Material supplied:
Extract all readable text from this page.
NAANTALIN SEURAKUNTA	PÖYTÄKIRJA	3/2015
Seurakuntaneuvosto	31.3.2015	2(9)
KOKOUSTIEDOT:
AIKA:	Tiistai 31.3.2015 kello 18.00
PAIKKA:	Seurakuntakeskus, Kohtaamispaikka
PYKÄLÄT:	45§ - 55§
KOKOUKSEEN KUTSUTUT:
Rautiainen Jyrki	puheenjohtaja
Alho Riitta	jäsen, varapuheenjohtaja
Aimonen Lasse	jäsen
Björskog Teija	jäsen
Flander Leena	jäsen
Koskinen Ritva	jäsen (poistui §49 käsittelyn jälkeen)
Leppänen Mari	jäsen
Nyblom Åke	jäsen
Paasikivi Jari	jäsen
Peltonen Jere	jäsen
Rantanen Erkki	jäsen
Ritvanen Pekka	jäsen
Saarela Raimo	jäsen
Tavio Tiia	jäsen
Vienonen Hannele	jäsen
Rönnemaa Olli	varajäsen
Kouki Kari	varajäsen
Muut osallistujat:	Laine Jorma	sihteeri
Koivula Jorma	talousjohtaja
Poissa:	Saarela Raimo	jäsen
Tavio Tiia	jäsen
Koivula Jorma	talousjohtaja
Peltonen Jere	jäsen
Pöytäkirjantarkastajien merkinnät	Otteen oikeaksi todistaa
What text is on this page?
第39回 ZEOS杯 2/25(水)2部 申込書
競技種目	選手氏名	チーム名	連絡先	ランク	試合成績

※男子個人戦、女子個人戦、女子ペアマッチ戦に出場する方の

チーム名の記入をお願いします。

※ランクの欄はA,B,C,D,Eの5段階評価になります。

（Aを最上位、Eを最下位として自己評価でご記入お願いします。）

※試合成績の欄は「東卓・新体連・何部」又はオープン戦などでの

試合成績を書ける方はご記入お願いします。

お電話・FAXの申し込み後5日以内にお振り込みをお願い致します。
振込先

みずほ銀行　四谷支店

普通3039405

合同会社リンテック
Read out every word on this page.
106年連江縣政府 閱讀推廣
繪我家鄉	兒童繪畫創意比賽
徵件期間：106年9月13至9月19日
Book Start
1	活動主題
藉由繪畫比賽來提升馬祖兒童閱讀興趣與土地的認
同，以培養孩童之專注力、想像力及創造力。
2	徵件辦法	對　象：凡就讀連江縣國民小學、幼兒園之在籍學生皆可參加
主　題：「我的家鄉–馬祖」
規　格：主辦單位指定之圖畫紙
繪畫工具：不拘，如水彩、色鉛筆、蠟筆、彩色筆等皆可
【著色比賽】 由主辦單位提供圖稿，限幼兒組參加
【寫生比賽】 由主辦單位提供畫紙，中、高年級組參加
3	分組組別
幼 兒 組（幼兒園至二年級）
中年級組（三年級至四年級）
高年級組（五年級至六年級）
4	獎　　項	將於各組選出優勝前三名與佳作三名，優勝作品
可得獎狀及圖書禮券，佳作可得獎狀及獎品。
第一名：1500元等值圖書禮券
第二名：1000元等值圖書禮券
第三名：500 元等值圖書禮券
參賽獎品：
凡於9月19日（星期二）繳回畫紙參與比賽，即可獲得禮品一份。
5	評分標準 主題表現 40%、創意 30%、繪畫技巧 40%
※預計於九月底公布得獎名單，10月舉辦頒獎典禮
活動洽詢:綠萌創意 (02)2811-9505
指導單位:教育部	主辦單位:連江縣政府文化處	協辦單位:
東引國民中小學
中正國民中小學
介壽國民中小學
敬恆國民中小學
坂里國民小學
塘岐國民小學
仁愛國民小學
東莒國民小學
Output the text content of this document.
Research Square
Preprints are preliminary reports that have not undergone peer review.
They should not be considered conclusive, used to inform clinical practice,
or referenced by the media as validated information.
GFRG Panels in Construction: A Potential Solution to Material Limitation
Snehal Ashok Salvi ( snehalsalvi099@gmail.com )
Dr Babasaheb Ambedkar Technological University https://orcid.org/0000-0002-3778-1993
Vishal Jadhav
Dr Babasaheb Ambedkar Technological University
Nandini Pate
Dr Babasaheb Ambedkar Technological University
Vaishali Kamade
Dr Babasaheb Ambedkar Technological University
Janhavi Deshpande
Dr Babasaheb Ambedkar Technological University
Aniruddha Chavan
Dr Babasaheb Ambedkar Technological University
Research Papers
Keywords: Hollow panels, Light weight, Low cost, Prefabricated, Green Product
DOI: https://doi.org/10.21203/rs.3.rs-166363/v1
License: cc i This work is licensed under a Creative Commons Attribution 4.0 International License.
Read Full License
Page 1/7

The request:
In the records above, find each line holding "text" and copy it.

The answer:
Extract all readable text from this page.
What text is on this page?
Output the text content of this document.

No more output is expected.